Saved entries
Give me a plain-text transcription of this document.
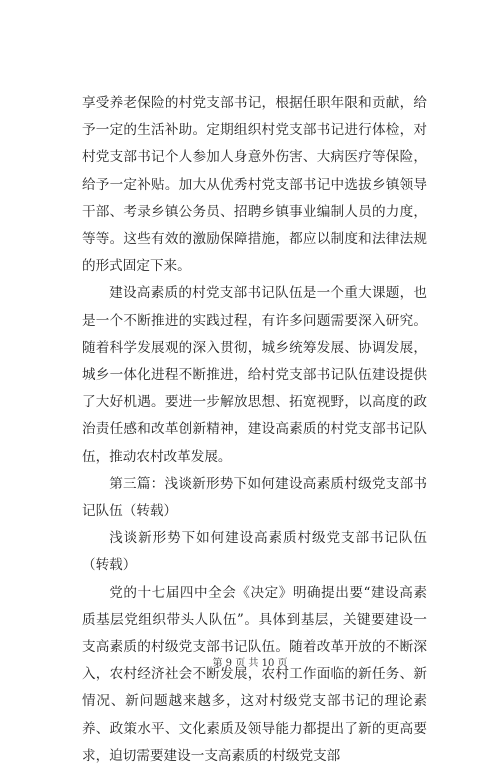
享受养老保险的村党支部书记，根据任职年限和贡献，给予一定的生活补助。定期组织村党支部书记进行体检，对村党支部书记个人参加人身意外伤害、大病医疗等保险，给予一定补贴。加大从优秀村党支部书记中选拔乡镇领导干部、考录乡镇公务员、招聘乡镇事业编制人员的力度，等等。这些有效的激励保障措施，都应以制度和法律法规的形式固定下来。

建设高素质的村党支部书记队伍是一个重大课题，也是一个不断推进的实践过程，有许多问题需要深入研究。随着科学发展观的深入贯彻，城乡统筹发展、协调发展，城乡一体化进程不断推进，给村党支部书记队伍建设提供了大好机遇。要进一步解放思想、拓宽视野，以高度的政治责任感和改革创新精神，建设高素质的村党支部书记队伍，推动农村改革发展。

第三篇：浅谈新形势下如何建设高素质村级党支部书记队伍（转载）

浅谈新形势下如何建设高素质村级党支部书记队伍（转载）

党的十七届四中全会《决定》明确提出要“建设高素质基层党组织带头人队伍”。具体到基层，关键要建设一支高素质的村级党支部书记队伍。随着改革开放的不断深入，农村经济社会不断发展，农村工作面临的新任务、新情况、新问题越来越多，这对村级党支部书记的理论素养、政策水平、文化素质及领导能力都提出了新的更高要求，迫切需要建设一支高素质的村级党支部

第 9 页 共 10 页
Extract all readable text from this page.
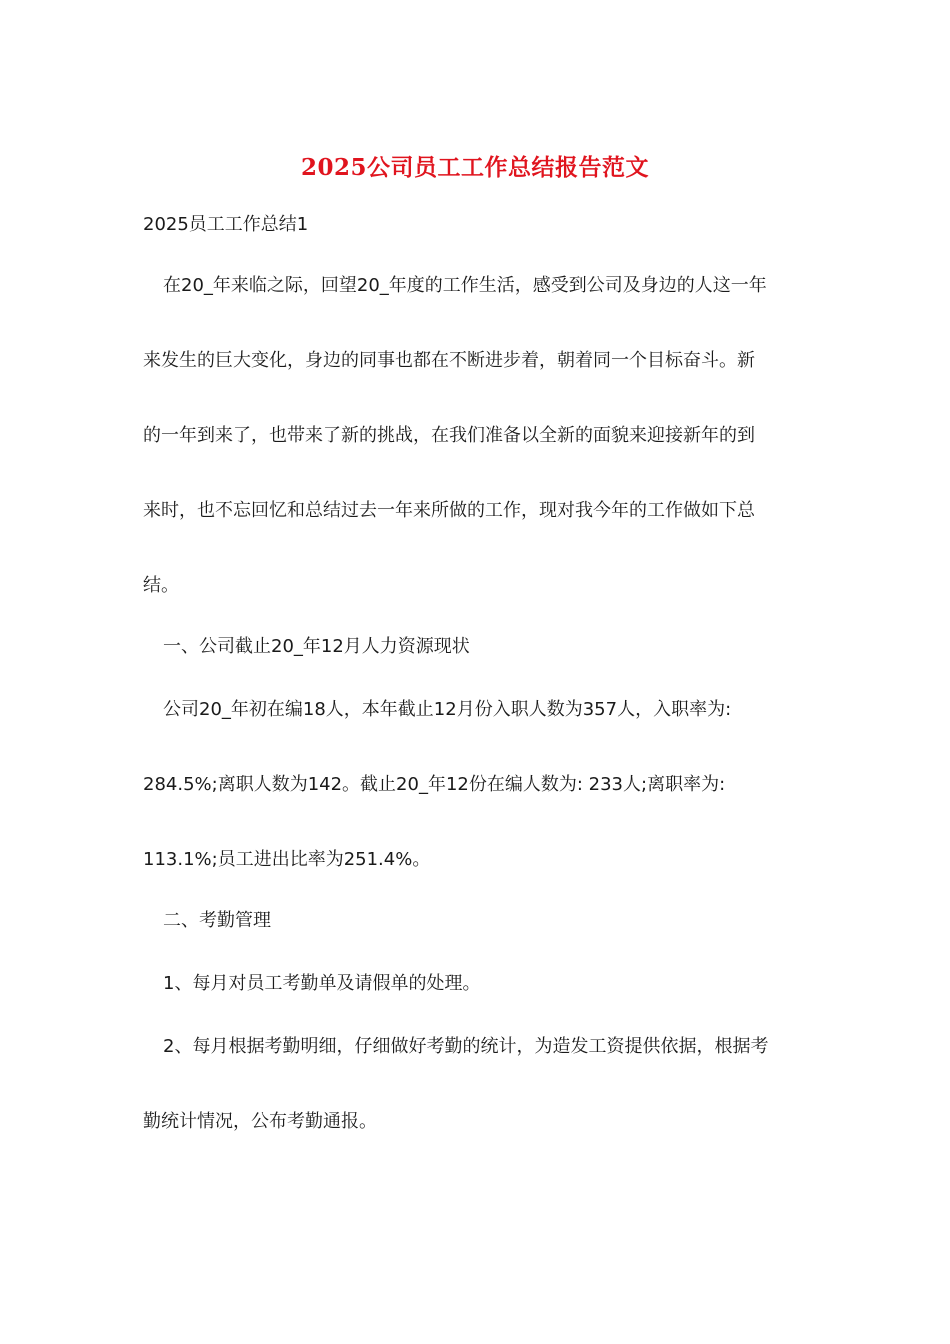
2025公司员工工作总结报告范文
2025员工工作总结1
在20_年来临之际，回望20_年度的工作生活，感受到公司及身边的人这一年
来发生的巨大变化，身边的同事也都在不断进步着，朝着同一个目标奋斗。新
的一年到来了，也带来了新的挑战，在我们准备以全新的面貌来迎接新年的到
来时，也不忘回忆和总结过去一年来所做的工作，现对我今年的工作做如下总
结。
一、公司截止20_年12月人力资源现状
公司20_年初在编18人，本年截止12月份入职人数为357人，入职率为:
284.5%;离职人数为142。截止20_年12份在编人数为: 233人;离职率为:
113.1%;员工进出比率为251.4%。
二、考勤管理
1、每月对员工考勤单及请假单的处理。
2、每月根据考勤明细，仔细做好考勤的统计，为造发工资提供依据，根据考
勤统计情况，公布考勤通报。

## TO DO
Restate word for word only the lines from the one with "Extract all readable text from this page." through the last line of the material, both included. Any picture should be left out.

## RESPONSE FOR THIS EXERCISE
Extract all readable text from this page.
2025公司员工工作总结报告范文
2025员工工作总结1
在20_年来临之际，回望20_年度的工作生活，感受到公司及身边的人这一年
来发生的巨大变化，身边的同事也都在不断进步着，朝着同一个目标奋斗。新
的一年到来了，也带来了新的挑战，在我们准备以全新的面貌来迎接新年的到
来时，也不忘回忆和总结过去一年来所做的工作，现对我今年的工作做如下总
结。
一、公司截止20_年12月人力资源现状
公司20_年初在编18人，本年截止12月份入职人数为357人，入职率为:
284.5%;离职人数为142。截止20_年12份在编人数为: 233人;离职率为:
113.1%;员工进出比率为251.4%。
二、考勤管理
1、每月对员工考勤单及请假单的处理。
2、每月根据考勤明细，仔细做好考勤的统计，为造发工资提供依据，根据考
勤统计情况，公布考勤通报。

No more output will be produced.